## Written exercise
Wherever a line below holds the word "Composition", copy that line.

(Stored items from a collection)
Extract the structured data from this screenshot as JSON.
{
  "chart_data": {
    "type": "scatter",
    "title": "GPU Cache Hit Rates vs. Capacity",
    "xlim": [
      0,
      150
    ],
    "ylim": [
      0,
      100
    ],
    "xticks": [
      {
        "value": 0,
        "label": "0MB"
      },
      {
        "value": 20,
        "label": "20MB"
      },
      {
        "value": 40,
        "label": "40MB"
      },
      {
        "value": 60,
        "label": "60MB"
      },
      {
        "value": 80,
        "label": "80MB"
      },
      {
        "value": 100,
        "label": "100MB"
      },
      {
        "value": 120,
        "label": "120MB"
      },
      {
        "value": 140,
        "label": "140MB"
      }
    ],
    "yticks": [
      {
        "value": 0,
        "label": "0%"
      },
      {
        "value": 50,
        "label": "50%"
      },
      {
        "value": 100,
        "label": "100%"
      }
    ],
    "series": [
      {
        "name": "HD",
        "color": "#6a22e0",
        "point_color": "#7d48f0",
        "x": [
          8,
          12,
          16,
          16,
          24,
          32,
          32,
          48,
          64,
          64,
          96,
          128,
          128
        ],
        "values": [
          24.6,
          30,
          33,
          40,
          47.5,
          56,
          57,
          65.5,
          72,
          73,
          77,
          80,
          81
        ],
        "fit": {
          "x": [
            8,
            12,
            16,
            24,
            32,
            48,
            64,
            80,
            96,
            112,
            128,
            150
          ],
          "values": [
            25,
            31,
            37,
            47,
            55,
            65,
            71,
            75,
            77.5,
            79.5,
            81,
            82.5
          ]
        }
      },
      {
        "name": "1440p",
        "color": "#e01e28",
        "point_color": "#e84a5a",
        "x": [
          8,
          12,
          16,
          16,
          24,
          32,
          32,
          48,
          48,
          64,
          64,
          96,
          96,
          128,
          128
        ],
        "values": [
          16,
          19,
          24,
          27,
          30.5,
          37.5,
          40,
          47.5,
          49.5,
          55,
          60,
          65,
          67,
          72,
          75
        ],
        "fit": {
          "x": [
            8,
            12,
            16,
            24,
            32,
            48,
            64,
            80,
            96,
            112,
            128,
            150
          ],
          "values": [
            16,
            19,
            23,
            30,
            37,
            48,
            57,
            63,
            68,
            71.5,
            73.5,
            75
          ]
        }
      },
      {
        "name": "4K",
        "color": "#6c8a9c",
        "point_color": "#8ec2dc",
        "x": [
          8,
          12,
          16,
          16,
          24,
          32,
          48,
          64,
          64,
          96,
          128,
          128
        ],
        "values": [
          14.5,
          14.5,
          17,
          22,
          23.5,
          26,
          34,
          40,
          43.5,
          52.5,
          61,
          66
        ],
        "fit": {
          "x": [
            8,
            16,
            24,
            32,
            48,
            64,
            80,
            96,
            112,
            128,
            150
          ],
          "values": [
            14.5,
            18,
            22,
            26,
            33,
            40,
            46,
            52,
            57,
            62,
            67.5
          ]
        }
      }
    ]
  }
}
--
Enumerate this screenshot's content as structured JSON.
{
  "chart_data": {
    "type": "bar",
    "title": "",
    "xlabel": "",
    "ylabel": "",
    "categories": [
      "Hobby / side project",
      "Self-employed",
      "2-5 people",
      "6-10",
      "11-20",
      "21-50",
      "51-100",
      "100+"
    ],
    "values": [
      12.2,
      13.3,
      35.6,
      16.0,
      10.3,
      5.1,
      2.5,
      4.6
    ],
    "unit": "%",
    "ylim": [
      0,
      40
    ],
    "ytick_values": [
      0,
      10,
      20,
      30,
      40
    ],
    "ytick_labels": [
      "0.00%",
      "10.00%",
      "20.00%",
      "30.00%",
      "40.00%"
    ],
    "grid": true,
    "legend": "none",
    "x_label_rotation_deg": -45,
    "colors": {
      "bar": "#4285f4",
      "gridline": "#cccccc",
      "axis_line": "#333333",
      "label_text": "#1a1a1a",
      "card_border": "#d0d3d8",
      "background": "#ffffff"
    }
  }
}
==
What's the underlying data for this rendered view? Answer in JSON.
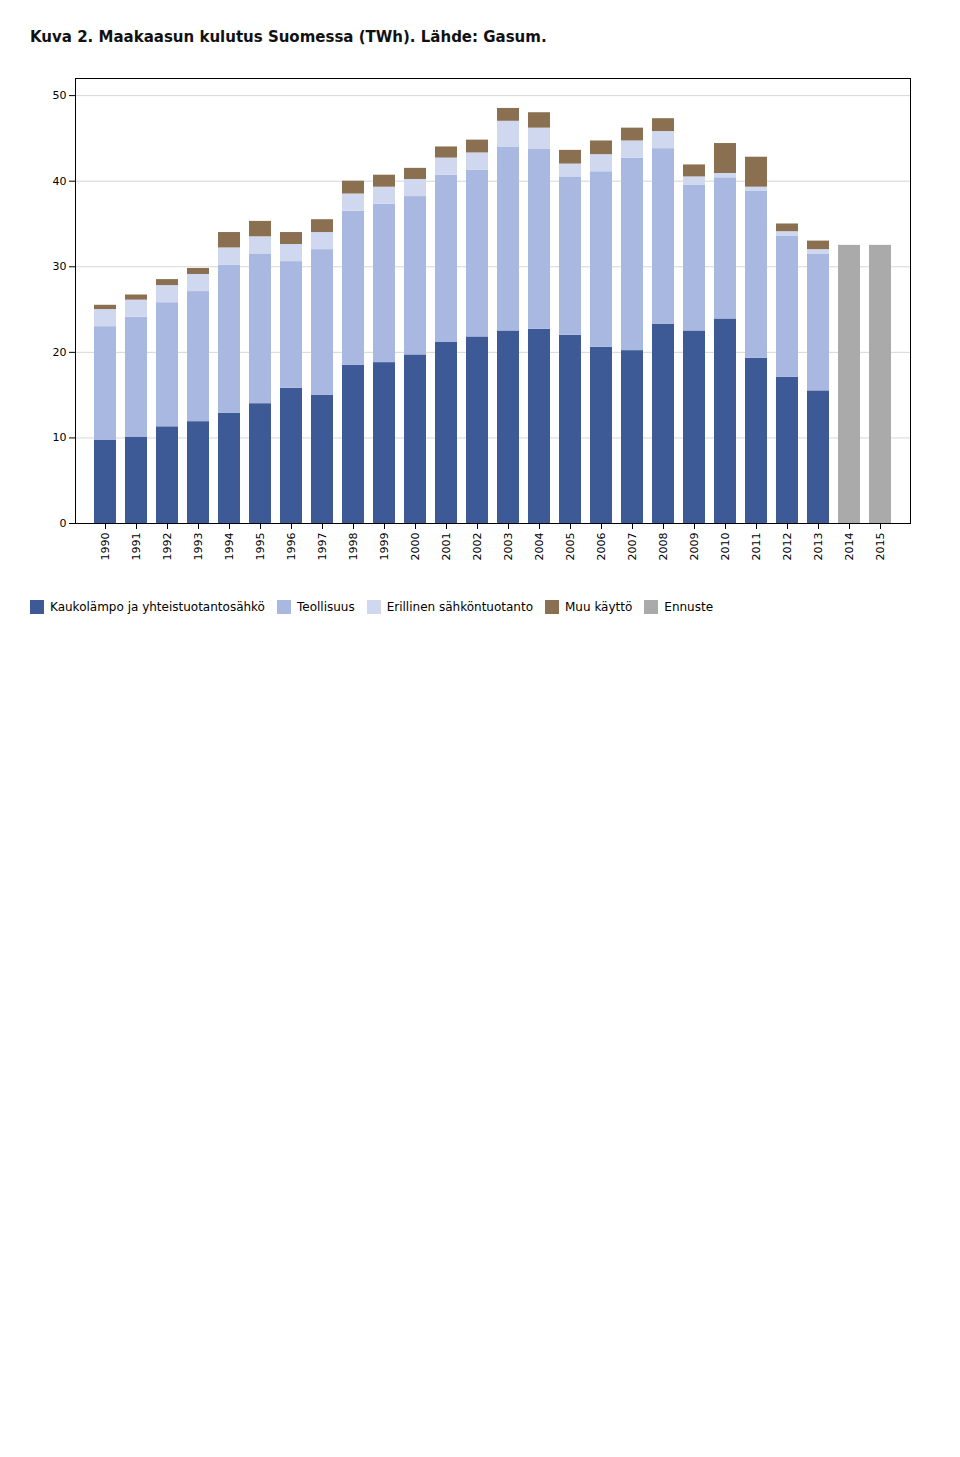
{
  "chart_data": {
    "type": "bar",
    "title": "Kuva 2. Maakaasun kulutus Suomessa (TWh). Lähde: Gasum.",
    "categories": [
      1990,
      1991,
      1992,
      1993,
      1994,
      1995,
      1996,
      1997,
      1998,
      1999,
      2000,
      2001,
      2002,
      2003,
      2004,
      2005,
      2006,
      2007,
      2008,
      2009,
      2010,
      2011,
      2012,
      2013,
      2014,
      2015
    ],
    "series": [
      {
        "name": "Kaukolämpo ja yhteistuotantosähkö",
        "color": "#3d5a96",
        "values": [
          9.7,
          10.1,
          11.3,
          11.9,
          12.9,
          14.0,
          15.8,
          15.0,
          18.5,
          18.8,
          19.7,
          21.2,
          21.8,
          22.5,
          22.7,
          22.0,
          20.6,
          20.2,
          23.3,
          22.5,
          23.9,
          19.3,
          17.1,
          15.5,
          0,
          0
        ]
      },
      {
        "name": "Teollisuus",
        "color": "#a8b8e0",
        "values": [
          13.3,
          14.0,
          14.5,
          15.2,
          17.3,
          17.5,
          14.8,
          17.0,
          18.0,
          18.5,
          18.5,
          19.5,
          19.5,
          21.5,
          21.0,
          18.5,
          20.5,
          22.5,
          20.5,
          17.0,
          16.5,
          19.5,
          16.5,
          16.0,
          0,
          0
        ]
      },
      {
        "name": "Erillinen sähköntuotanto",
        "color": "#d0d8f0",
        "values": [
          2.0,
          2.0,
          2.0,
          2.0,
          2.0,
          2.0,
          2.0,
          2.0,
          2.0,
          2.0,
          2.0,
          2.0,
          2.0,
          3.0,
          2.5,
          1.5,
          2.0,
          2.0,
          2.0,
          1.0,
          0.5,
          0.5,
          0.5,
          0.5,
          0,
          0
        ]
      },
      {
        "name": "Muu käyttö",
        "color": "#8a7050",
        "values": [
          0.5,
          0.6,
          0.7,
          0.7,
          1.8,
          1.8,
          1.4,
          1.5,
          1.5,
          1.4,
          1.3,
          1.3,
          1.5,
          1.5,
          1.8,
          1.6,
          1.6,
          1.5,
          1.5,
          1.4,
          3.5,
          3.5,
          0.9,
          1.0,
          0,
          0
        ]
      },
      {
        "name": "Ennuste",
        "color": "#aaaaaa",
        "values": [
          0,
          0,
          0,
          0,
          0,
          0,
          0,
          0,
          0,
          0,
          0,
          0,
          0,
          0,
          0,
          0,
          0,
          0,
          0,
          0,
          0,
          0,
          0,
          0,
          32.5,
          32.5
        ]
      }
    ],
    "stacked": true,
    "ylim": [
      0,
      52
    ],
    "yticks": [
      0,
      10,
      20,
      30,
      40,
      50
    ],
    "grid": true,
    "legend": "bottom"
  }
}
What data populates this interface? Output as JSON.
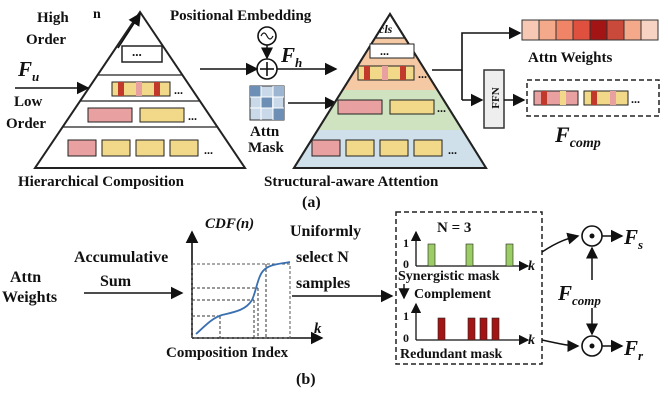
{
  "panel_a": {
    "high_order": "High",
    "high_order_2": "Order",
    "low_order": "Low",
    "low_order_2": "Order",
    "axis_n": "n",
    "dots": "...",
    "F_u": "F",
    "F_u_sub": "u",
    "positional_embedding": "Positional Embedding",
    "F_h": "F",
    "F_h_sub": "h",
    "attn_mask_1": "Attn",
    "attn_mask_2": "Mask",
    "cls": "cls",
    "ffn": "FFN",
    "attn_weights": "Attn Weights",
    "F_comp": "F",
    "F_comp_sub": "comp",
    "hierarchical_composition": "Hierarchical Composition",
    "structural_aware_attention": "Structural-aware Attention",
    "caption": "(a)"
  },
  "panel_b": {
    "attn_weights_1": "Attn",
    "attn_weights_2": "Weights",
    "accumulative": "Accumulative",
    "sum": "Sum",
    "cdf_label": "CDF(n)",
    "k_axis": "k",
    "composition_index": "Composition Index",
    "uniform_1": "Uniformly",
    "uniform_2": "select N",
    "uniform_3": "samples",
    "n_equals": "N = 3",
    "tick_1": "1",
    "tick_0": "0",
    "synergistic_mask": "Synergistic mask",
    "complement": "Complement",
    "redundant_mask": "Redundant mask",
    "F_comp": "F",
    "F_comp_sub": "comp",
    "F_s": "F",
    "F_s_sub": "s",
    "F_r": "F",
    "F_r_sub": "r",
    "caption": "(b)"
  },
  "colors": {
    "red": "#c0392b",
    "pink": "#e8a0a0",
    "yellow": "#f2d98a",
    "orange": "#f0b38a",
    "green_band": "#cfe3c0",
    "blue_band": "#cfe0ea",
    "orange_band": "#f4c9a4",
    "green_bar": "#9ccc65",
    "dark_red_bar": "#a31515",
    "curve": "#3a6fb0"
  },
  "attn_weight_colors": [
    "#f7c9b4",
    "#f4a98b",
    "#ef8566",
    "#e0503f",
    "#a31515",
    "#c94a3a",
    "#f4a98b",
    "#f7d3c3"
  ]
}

## Answer to the problem
    "hierarchical_composition": "Hierarchical Composition",
    "composition_index": "Composition Index",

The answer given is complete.